__Description of the task__. Scan the data. Collect each line that contains the word "文段出处".

__Recorded data__.
■ ■ ■ ■ ■

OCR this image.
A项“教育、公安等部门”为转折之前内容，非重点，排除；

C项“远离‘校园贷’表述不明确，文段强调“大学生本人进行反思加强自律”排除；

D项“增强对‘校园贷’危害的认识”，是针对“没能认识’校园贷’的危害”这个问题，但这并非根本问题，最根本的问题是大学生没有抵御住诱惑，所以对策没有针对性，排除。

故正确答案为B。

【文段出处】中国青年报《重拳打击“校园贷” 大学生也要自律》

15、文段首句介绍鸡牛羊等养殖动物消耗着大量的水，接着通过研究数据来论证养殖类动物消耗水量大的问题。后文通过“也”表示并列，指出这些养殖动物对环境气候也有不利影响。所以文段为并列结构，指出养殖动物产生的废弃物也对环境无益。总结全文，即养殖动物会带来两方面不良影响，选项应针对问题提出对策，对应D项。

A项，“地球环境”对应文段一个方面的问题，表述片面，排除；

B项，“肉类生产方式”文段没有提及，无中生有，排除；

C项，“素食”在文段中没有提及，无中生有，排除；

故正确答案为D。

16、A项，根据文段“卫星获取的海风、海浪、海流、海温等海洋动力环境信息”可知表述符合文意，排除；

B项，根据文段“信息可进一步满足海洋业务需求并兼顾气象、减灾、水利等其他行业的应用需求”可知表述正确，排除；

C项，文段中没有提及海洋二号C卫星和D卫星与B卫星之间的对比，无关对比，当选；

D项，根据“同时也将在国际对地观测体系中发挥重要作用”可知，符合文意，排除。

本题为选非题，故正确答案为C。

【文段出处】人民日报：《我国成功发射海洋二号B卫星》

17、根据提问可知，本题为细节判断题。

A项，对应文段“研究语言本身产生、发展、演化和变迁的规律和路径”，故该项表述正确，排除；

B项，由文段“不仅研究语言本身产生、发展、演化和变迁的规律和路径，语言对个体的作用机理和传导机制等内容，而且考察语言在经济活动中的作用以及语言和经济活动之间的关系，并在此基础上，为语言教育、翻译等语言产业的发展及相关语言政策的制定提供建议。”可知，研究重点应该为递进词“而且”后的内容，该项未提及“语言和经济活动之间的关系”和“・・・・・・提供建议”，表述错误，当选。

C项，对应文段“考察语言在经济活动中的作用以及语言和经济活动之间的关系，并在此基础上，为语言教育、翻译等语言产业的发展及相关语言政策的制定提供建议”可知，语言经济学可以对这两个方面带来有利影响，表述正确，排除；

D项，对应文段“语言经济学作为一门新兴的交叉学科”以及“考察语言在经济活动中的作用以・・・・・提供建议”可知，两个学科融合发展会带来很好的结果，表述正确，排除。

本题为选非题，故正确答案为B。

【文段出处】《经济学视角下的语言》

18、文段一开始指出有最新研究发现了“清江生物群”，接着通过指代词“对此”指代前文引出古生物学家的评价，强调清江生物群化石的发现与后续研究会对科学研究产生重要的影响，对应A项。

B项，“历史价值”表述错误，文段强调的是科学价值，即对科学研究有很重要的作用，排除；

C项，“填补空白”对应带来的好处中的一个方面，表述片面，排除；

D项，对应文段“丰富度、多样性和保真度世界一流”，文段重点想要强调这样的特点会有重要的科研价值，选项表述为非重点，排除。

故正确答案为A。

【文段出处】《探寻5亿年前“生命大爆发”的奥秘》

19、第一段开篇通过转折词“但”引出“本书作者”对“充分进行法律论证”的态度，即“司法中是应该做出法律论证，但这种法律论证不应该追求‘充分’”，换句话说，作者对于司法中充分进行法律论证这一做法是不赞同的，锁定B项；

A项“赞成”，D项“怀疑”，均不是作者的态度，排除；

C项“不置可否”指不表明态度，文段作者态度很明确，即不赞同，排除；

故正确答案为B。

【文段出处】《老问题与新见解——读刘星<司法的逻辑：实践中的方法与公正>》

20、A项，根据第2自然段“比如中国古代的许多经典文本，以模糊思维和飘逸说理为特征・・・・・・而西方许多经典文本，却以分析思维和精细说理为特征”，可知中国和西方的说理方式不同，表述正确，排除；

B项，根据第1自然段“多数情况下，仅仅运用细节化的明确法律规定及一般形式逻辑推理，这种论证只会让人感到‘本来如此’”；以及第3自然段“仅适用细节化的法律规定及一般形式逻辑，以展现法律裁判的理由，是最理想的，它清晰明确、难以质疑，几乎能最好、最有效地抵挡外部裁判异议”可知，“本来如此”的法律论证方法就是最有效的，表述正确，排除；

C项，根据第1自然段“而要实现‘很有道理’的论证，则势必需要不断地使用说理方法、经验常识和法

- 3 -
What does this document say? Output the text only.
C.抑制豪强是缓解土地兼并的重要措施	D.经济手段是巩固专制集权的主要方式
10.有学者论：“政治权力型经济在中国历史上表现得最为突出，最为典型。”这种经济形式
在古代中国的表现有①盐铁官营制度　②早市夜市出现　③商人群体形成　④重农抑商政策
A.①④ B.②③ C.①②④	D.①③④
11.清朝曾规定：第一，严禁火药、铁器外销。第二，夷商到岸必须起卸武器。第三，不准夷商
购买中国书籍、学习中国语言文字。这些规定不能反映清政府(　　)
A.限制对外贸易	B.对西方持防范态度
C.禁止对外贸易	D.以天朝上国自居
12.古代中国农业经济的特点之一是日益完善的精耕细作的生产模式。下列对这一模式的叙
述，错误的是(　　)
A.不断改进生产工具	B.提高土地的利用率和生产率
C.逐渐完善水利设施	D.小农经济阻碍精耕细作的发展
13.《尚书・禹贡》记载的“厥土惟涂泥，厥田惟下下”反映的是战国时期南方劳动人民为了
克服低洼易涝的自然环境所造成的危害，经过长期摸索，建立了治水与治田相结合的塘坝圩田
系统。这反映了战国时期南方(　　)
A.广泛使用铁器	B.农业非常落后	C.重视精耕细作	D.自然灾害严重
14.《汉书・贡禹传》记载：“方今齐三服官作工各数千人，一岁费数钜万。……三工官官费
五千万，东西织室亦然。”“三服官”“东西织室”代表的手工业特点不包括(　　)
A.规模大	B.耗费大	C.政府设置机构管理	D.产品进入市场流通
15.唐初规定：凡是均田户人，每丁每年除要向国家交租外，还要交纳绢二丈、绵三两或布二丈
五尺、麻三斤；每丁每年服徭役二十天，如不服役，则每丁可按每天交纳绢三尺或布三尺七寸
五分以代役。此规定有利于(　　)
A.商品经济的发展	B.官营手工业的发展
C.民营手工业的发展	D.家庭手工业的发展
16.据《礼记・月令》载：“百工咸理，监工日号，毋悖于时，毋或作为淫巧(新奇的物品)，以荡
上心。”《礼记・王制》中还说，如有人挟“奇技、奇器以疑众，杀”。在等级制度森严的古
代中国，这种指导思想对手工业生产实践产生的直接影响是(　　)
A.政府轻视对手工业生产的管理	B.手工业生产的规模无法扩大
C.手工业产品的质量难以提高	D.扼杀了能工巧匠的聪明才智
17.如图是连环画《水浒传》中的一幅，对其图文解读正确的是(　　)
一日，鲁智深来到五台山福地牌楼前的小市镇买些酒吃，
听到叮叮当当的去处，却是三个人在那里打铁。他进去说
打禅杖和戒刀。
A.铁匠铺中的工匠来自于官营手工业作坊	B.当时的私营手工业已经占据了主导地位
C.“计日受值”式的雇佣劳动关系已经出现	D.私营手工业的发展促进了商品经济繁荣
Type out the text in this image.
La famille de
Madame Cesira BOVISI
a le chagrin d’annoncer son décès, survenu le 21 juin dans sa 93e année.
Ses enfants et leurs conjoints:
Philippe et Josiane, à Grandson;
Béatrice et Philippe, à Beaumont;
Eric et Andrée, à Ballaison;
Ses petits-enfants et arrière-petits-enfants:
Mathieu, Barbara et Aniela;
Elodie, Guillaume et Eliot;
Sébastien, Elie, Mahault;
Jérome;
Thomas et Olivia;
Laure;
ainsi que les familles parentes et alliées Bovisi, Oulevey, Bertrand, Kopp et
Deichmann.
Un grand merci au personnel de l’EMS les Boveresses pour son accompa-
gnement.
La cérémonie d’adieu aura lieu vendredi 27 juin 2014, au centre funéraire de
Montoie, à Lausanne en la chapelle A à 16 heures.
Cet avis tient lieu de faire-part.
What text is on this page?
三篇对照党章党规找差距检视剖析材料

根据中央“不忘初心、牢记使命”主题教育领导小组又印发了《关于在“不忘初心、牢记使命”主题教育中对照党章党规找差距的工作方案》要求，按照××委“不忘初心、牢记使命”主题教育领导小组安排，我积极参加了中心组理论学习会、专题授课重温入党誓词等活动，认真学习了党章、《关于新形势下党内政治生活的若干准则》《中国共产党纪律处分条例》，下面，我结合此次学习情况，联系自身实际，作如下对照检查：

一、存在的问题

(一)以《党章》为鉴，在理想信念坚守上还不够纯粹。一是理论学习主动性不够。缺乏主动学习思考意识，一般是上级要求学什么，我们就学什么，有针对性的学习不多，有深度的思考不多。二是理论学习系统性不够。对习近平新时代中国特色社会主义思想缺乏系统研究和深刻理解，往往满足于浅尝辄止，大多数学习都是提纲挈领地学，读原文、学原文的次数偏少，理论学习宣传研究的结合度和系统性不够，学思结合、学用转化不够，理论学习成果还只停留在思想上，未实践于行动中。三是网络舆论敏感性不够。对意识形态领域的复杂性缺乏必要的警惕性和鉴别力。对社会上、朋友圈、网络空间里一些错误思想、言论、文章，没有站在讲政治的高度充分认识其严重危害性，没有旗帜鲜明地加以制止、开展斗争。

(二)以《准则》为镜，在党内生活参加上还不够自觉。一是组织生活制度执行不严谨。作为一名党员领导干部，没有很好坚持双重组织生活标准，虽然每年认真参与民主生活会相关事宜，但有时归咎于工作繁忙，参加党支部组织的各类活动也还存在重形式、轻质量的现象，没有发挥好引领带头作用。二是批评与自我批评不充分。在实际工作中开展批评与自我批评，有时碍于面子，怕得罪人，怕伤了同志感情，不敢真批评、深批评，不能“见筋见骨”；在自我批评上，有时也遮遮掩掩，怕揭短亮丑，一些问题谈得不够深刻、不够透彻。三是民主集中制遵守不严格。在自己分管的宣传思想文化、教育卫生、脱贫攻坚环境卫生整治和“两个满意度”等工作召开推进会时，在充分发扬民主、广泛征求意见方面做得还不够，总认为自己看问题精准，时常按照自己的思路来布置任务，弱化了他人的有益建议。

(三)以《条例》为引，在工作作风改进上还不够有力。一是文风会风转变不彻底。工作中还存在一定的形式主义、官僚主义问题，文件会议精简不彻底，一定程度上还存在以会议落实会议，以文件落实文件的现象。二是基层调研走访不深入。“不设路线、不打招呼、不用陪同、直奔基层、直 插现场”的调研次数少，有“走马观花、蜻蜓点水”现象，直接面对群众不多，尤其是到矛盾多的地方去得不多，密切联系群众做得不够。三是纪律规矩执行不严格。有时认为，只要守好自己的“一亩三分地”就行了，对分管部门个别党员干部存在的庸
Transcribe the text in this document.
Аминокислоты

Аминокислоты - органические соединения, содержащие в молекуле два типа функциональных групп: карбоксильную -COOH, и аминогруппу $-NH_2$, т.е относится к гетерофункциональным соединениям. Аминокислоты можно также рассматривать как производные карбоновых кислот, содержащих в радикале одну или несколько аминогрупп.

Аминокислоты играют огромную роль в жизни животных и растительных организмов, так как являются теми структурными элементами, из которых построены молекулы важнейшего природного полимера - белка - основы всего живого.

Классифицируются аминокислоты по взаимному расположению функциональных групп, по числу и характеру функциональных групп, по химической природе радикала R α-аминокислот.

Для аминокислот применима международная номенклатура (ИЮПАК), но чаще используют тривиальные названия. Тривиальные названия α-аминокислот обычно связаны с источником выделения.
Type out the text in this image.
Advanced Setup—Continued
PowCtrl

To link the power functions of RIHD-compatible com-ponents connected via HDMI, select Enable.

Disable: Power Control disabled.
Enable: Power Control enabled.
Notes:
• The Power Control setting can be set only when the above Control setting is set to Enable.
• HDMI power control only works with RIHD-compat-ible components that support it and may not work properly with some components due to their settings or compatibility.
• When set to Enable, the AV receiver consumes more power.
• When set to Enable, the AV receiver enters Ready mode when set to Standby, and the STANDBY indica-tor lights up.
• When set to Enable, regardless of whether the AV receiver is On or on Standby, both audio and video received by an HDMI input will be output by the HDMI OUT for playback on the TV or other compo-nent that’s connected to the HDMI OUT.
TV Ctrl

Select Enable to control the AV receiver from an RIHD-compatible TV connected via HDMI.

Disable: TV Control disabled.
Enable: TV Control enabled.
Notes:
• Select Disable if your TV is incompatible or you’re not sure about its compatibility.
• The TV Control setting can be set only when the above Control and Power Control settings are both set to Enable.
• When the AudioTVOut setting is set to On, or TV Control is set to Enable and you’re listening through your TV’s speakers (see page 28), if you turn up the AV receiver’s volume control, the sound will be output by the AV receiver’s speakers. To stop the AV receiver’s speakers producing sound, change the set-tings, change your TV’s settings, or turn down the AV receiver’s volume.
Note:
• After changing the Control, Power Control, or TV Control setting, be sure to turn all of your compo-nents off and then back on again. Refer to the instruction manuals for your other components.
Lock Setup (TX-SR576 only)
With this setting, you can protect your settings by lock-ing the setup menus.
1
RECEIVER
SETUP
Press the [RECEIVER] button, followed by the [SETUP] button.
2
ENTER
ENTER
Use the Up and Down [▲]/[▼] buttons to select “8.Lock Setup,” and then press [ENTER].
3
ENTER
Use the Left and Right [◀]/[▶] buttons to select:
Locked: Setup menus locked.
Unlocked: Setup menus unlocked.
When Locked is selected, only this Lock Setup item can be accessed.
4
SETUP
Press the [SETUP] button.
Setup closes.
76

■ ■ ■ ■ ■

__Output__.
【文段出处】中国青年报《重拳打击“校园贷” 大学生也要自律》
【文段出处】人民日报：《我国成功发射海洋二号B卫星》
【文段出处】《经济学视角下的语言》
【文段出处】《探寻5亿年前“生命大爆发”的奥秘》
【文段出处】《老问题与新见解——读刘星<司法的逻辑：实践中的方法与公正>》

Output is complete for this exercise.